GOAL
Would you pull out every line of the material that contains the string "Take"?

### SUPPLIED INFORMATION

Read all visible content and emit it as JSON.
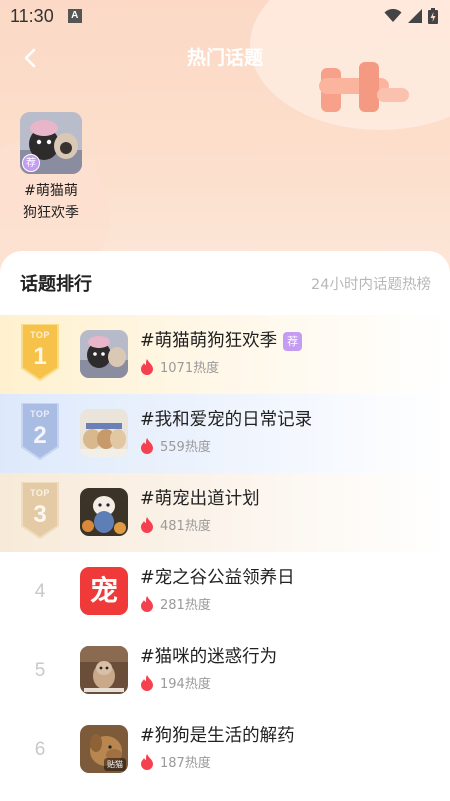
{
  "status_bar": {
    "time": "11:30",
    "notification_icon": "A"
  },
  "nav": {
    "title": "热门话题",
    "back_icon": "chevron-left-icon"
  },
  "featured": {
    "label": "#萌猫萌狗狂欢季",
    "badge": "荐"
  },
  "panel": {
    "title": "话题排行",
    "subtitle": "24小时内话题热榜"
  },
  "ranking": [
    {
      "rank": "1",
      "badge_top": "TOP",
      "title": "#萌猫萌狗狂欢季",
      "tag": "荐",
      "heat": "1071热度"
    },
    {
      "rank": "2",
      "badge_top": "TOP",
      "title": "#我和爱宠的日常记录",
      "tag": "",
      "heat": "559热度"
    },
    {
      "rank": "3",
      "badge_top": "TOP",
      "title": "#萌宠出道计划",
      "tag": "",
      "heat": "481热度"
    },
    {
      "rank": "4",
      "title": "#宠之谷公益领养日",
      "tag": "",
      "heat": "281热度",
      "thumb_text": "宠"
    },
    {
      "rank": "5",
      "title": "#猫咪的迷惑行为",
      "tag": "",
      "heat": "194热度"
    },
    {
      "rank": "6",
      "title": "#狗狗是生活的解药",
      "tag": "",
      "heat": "187热度",
      "thumb_tag": "贴猫"
    }
  ],
  "colors": {
    "accent_purple": "#c49cf2",
    "flame_red": "#f5414f",
    "gold": "#f7c24a",
    "silver": "#a9bce4",
    "bronze": "#e4cba5"
  }
}
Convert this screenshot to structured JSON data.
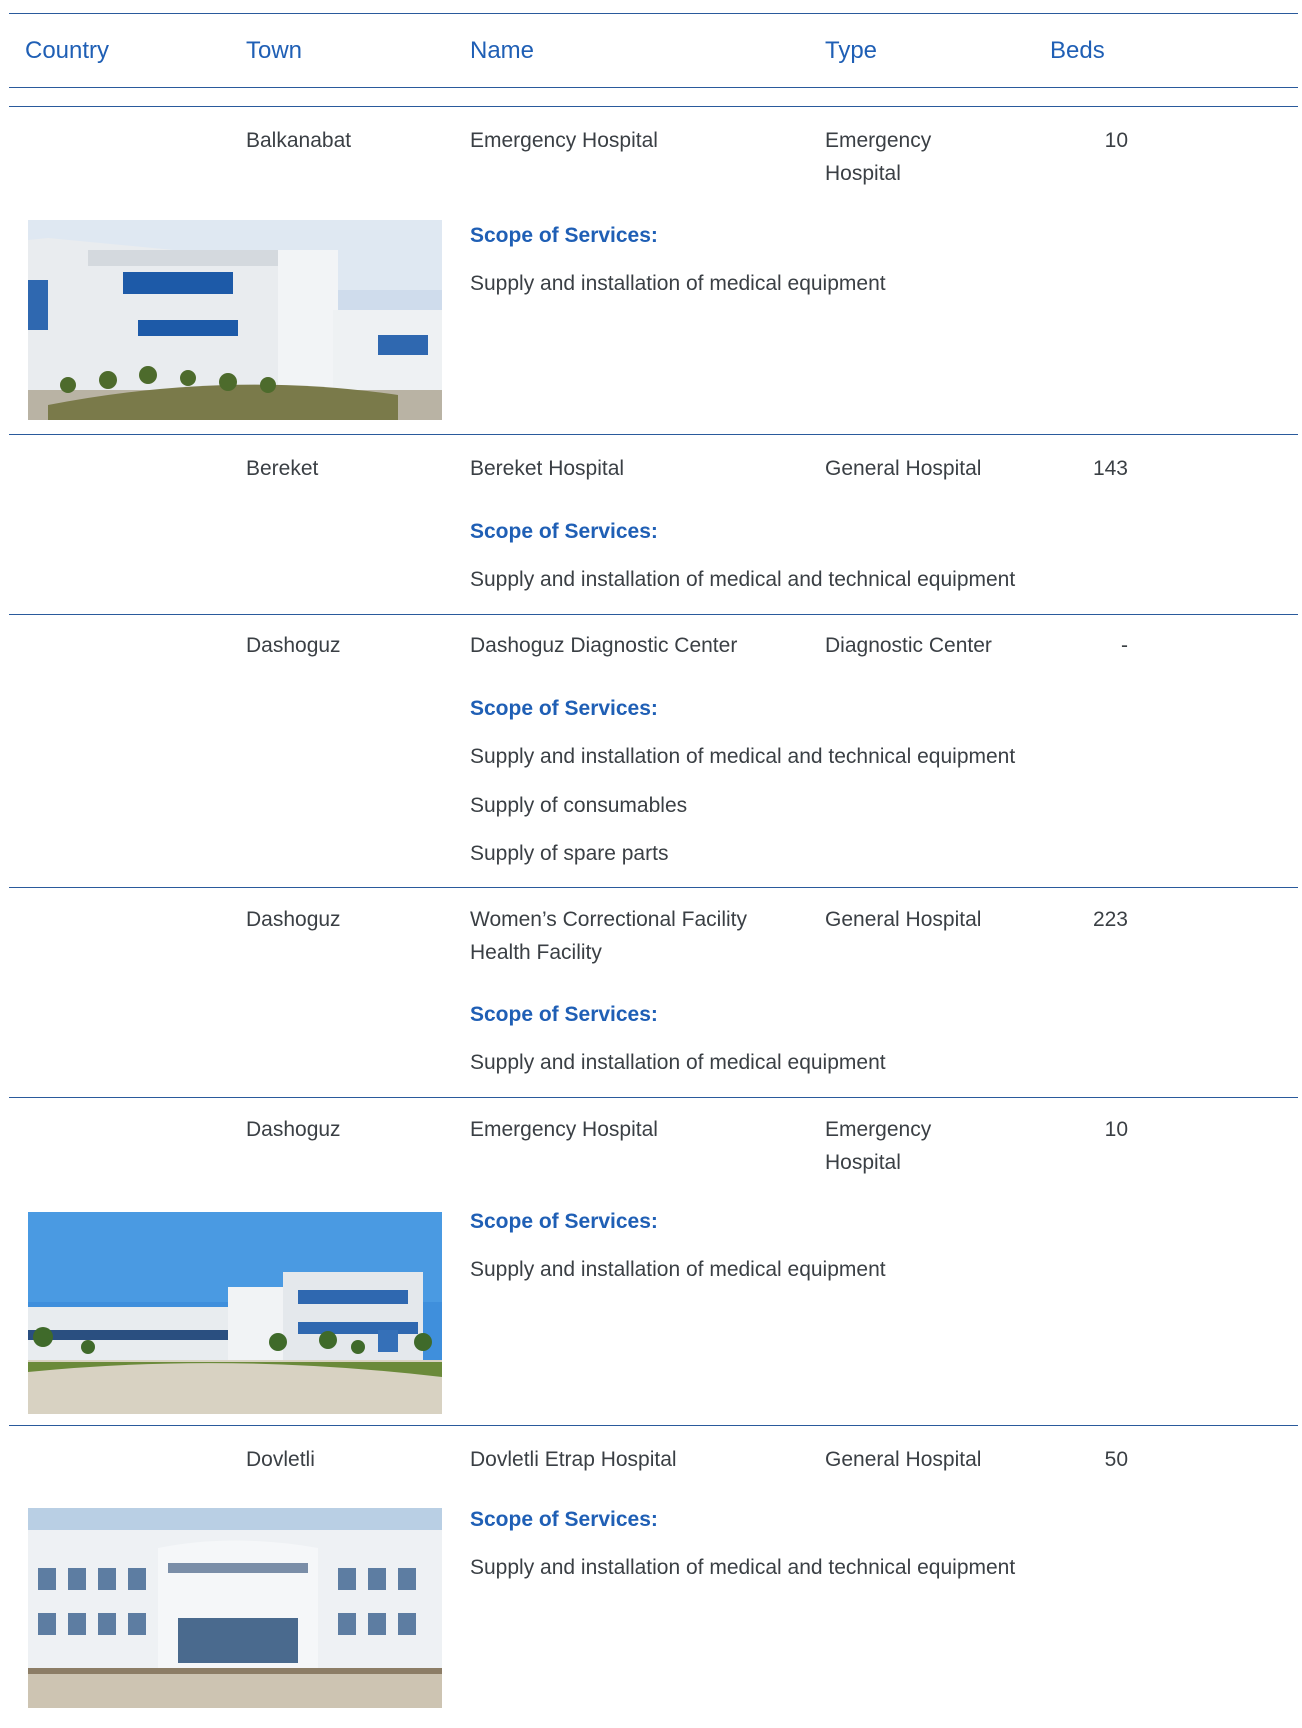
{
  "header": {
    "country": "Country",
    "town": "Town",
    "name": "Name",
    "type": "Type",
    "beds": "Beds"
  },
  "scope_heading": "Scope of Services:",
  "rows": [
    {
      "town": "Balkanabat",
      "name": "Emergency Hospital",
      "type": "Emergency Hospital",
      "beds": "10",
      "services": [
        "Supply and installation of medical equipment"
      ],
      "has_photo": true
    },
    {
      "town": "Bereket",
      "name": "Bereket Hospital",
      "type": "General Hospital",
      "beds": "143",
      "services": [
        "Supply and installation of medical and technical equipment"
      ],
      "has_photo": false
    },
    {
      "town": "Dashoguz",
      "name": "Dashoguz Diagnostic Center",
      "type": "Diagnostic Center",
      "beds": "-",
      "services": [
        "Supply and installation of medical and technical equipment",
        "Supply of consumables",
        "Supply of spare parts"
      ],
      "has_photo": false
    },
    {
      "town": "Dashoguz",
      "name": "Women’s Correctional Facility Health Facility",
      "type": "General Hospital",
      "beds": "223",
      "services": [
        "Supply and installation of medical equipment"
      ],
      "has_photo": false
    },
    {
      "town": "Dashoguz",
      "name": "Emergency Hospital",
      "type": "Emergency Hospital",
      "beds": "10",
      "services": [
        "Supply and installation of medical equipment"
      ],
      "has_photo": true
    },
    {
      "town": "Dovletli",
      "name": "Dovletli Etrap Hospital",
      "type": "General Hospital",
      "beds": "50",
      "services": [
        "Supply and installation of medical and technical equipment"
      ],
      "has_photo": true
    }
  ],
  "colors": {
    "accent": "#1f5fb5",
    "rule": "#2a5a9c",
    "text": "#3a3f44"
  }
}
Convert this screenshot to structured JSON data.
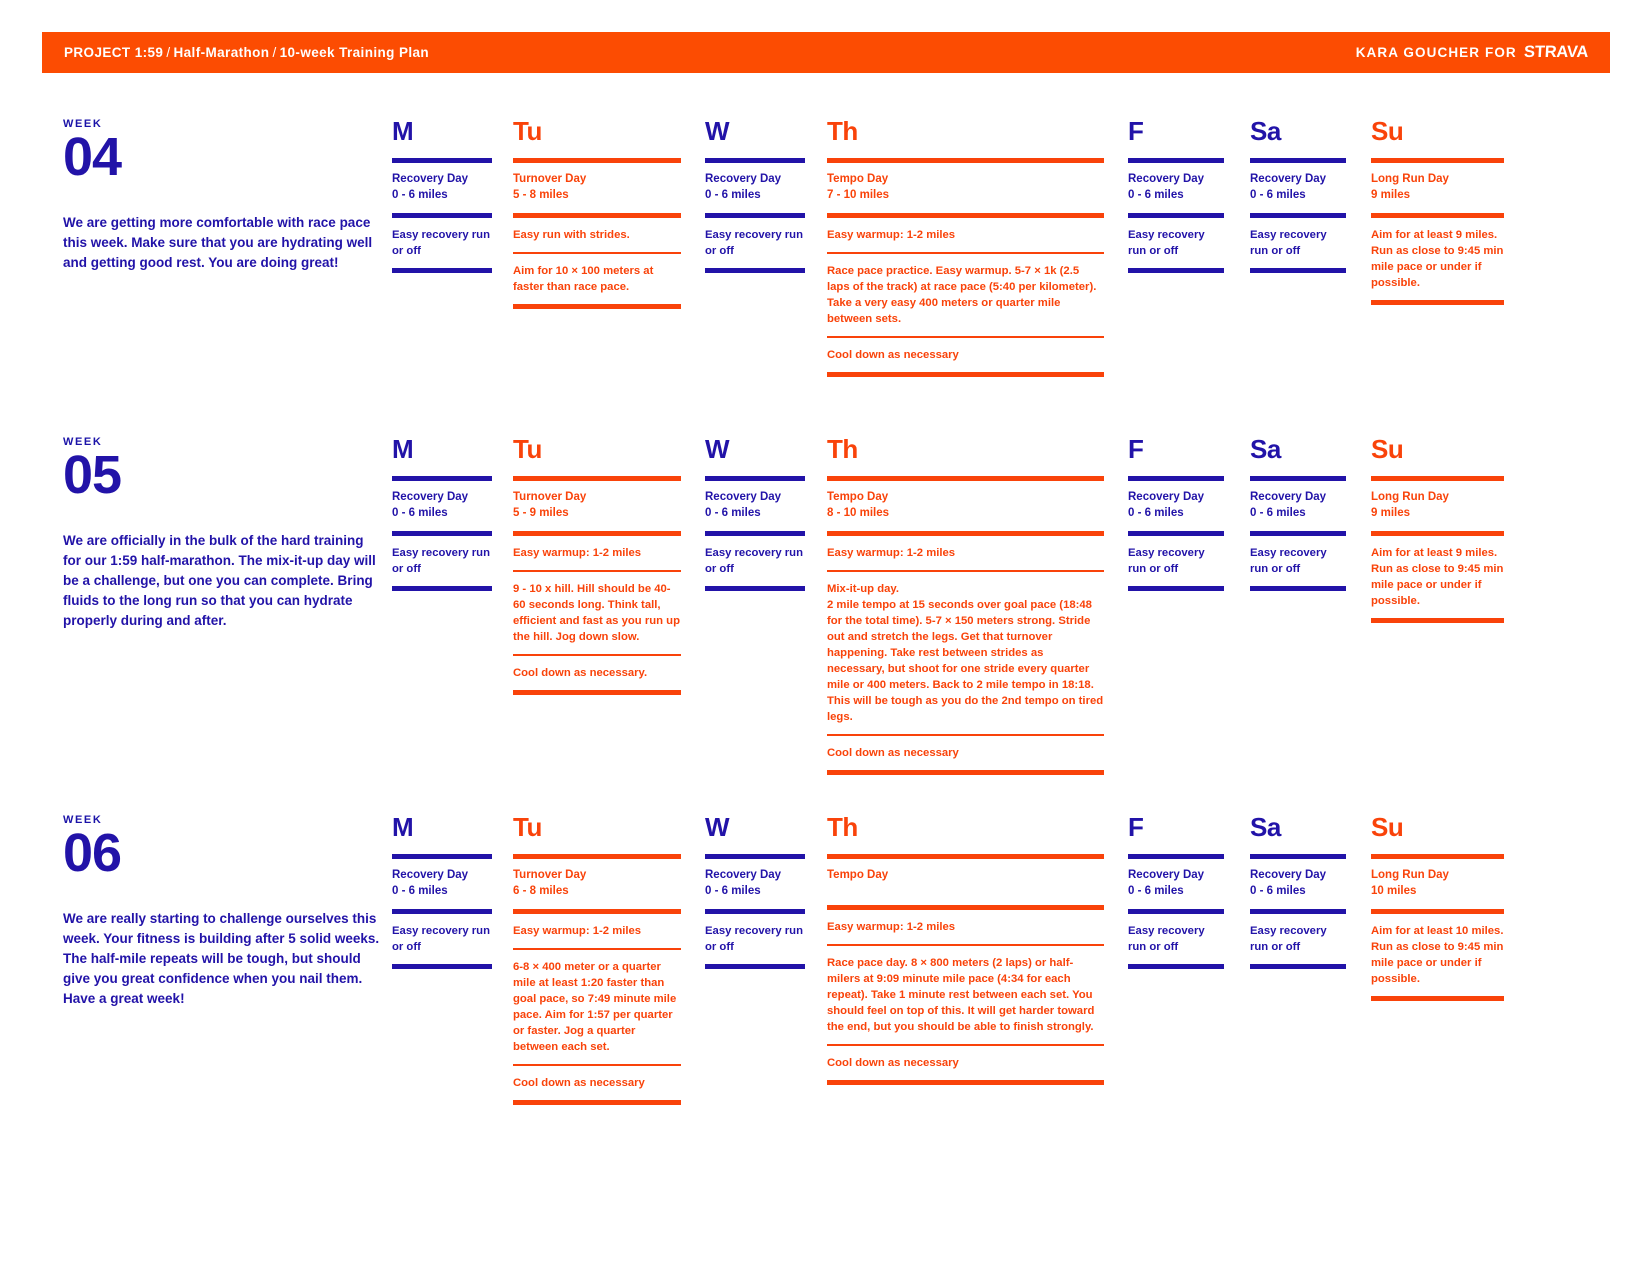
{
  "header": {
    "project": "PROJECT 1:59",
    "sep1": "/",
    "race": "Half-Marathon",
    "sep2": "/",
    "plan": "10-week Training Plan",
    "byline": "KARA GOUCHER FOR",
    "brand": "STRAVA"
  },
  "colors": {
    "orange": "#fc4c02",
    "blue": "#2213a8"
  },
  "kicker": "WEEK",
  "weeks": [
    {
      "number": "04",
      "description": "We are getting more comfortable with race pace this week. Make sure that you are hydrating well and getting good rest. You are doing great!",
      "days": [
        {
          "letter": "M",
          "accent": "blue",
          "title": "Recovery Day\n0 - 6 miles",
          "blocks": [
            {
              "lead": "",
              "body": "Easy recovery run or off"
            }
          ]
        },
        {
          "letter": "Tu",
          "accent": "orange",
          "title": "Turnover Day\n5 - 8 miles",
          "blocks": [
            {
              "lead": "Easy run with strides.",
              "body": ""
            },
            {
              "lead": "",
              "body": "Aim for 10 × 100 meters at faster than race pace."
            }
          ]
        },
        {
          "letter": "W",
          "accent": "blue",
          "title": "Recovery Day\n0 - 6 miles",
          "blocks": [
            {
              "lead": "",
              "body": "Easy recovery run or off"
            }
          ]
        },
        {
          "letter": "Th",
          "accent": "orange",
          "title": "Tempo Day\n7 - 10 miles",
          "blocks": [
            {
              "lead": "",
              "body": "Easy warmup: 1-2 miles"
            },
            {
              "lead": "Race pace practice.",
              "body": " Easy warmup. 5-7 × 1k (2.5 laps of the track) at race pace (5:40 per kilometer). Take a very easy 400 meters or quarter mile between sets."
            },
            {
              "lead": "",
              "body": "Cool down as necessary"
            }
          ]
        },
        {
          "letter": "F",
          "accent": "blue",
          "title": "Recovery Day\n0 - 6 miles",
          "blocks": [
            {
              "lead": "",
              "body": "Easy recovery run or off"
            }
          ]
        },
        {
          "letter": "Sa",
          "accent": "blue",
          "title": "Recovery Day\n0 - 6 miles",
          "blocks": [
            {
              "lead": "",
              "body": "Easy recovery run or off"
            }
          ]
        },
        {
          "letter": "Su",
          "accent": "orange",
          "title": "Long Run Day\n9 miles",
          "blocks": [
            {
              "lead": "",
              "body": "Aim for at least 9 miles. Run as close to 9:45 min mile pace or under if possible."
            }
          ]
        }
      ]
    },
    {
      "number": "05",
      "description": "We are officially in the bulk of the hard training for our 1:59 half-marathon. The mix-it-up day will be a challenge, but one you can complete. Bring fluids to the long run so that you can hydrate properly during and after.",
      "days": [
        {
          "letter": "M",
          "accent": "blue",
          "title": "Recovery Day\n0 - 6 miles",
          "blocks": [
            {
              "lead": "",
              "body": "Easy recovery run or off"
            }
          ]
        },
        {
          "letter": "Tu",
          "accent": "orange",
          "title": "Turnover Day\n5 - 9 miles",
          "blocks": [
            {
              "lead": "",
              "body": "Easy warmup: 1-2 miles"
            },
            {
              "lead": "9 - 10 x hill.",
              "body": " Hill should be 40-60 seconds long. Think tall, efficient and fast as you run up the hill. Jog down slow."
            },
            {
              "lead": "",
              "body": "Cool down as necessary."
            }
          ]
        },
        {
          "letter": "W",
          "accent": "blue",
          "title": "Recovery Day\n0 - 6 miles",
          "blocks": [
            {
              "lead": "",
              "body": "Easy recovery run or off"
            }
          ]
        },
        {
          "letter": "Th",
          "accent": "orange",
          "title": "Tempo Day\n8 - 10 miles",
          "blocks": [
            {
              "lead": "",
              "body": "Easy warmup: 1-2 miles"
            },
            {
              "lead": "Mix-it-up day.",
              "body": "\n2 mile tempo at 15 seconds over goal pace (18:48 for the total time). 5-7 × 150 meters strong. Stride out and stretch the legs. Get that turnover happening. Take rest between strides as necessary, but shoot for one stride every quarter mile or 400 meters. Back to 2 mile tempo in 18:18. This will be tough as you do the 2nd tempo on tired legs."
            },
            {
              "lead": "",
              "body": "Cool down as necessary"
            }
          ]
        },
        {
          "letter": "F",
          "accent": "blue",
          "title": "Recovery Day\n0 - 6 miles",
          "blocks": [
            {
              "lead": "",
              "body": "Easy recovery run or off"
            }
          ]
        },
        {
          "letter": "Sa",
          "accent": "blue",
          "title": "Recovery Day\n0 - 6 miles",
          "blocks": [
            {
              "lead": "",
              "body": "Easy recovery run or off"
            }
          ]
        },
        {
          "letter": "Su",
          "accent": "orange",
          "title": "Long Run Day\n9 miles",
          "blocks": [
            {
              "lead": "",
              "body": "Aim for at least 9 miles. Run as close to 9:45 min mile pace or under if possible."
            }
          ]
        }
      ]
    },
    {
      "number": "06",
      "description": "We are really starting to challenge ourselves this week. Your fitness is building after 5 solid weeks. The half-mile repeats will be tough, but should give you great confidence when you nail them. Have a great week!",
      "days": [
        {
          "letter": "M",
          "accent": "blue",
          "title": "Recovery Day\n0 - 6 miles",
          "blocks": [
            {
              "lead": "",
              "body": "Easy recovery run or off"
            }
          ]
        },
        {
          "letter": "Tu",
          "accent": "orange",
          "title": "Turnover Day\n6 - 8 miles",
          "blocks": [
            {
              "lead": "",
              "body": "Easy warmup: 1-2 miles"
            },
            {
              "lead": "6-8 × 400 meter",
              "body": " or a quarter mile at least 1:20 faster than goal pace, so 7:49 minute mile pace. Aim for 1:57 per quarter or faster. Jog a quarter between each set."
            },
            {
              "lead": "",
              "body": "Cool down as necessary"
            }
          ]
        },
        {
          "letter": "W",
          "accent": "blue",
          "title": "Recovery Day\n0 - 6 miles",
          "blocks": [
            {
              "lead": "",
              "body": "Easy recovery run or off"
            }
          ]
        },
        {
          "letter": "Th",
          "accent": "orange",
          "title": "Tempo Day",
          "blocks": [
            {
              "lead": "",
              "body": "Easy warmup: 1-2 miles"
            },
            {
              "lead": "Race pace day.",
              "body": " 8 × 800 meters (2 laps) or half-milers at 9:09 minute mile pace (4:34 for each repeat). Take 1 minute rest between each set. You should feel on top of this. It will get harder toward the end, but you should be able to finish strongly."
            },
            {
              "lead": "",
              "body": "Cool down as necessary"
            }
          ]
        },
        {
          "letter": "F",
          "accent": "blue",
          "title": "Recovery Day\n0 - 6 miles",
          "blocks": [
            {
              "lead": "",
              "body": "Easy recovery run or off"
            }
          ]
        },
        {
          "letter": "Sa",
          "accent": "blue",
          "title": "Recovery Day\n0 - 6 miles",
          "blocks": [
            {
              "lead": "",
              "body": "Easy recovery run or off"
            }
          ]
        },
        {
          "letter": "Su",
          "accent": "orange",
          "title": "Long Run Day\n10 miles",
          "blocks": [
            {
              "lead": "",
              "body": "Aim for at least 10 miles. Run as close to 9:45 min mile pace or under if possible."
            }
          ]
        }
      ]
    }
  ]
}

######

OUTPUT FOR THIS TASK
              "body": " Easy warmup. 5-7 × 1k (2.5 laps of the track) at race pace (5:40 per kilometer). Take a very easy 400 meters or quarter mile between sets."
              "body": "\n2 mile tempo at 15 seconds over goal pace (18:48 for the total time). 5-7 × 150 meters strong. Stride out and stretch the legs. Get that turnover happening. Take rest between strides as necessary, but shoot for one stride every quarter mile or 400 meters. Back to 2 mile tempo in 18:18. This will be tough as you do the 2nd tempo on tired legs."
              "body": " 8 × 800 meters (2 laps) or half-milers at 9:09 minute mile pace (4:34 for each repeat). Take 1 minute rest between each set. You should feel on top of this. It will get harder toward the end, but you should be able to finish strongly."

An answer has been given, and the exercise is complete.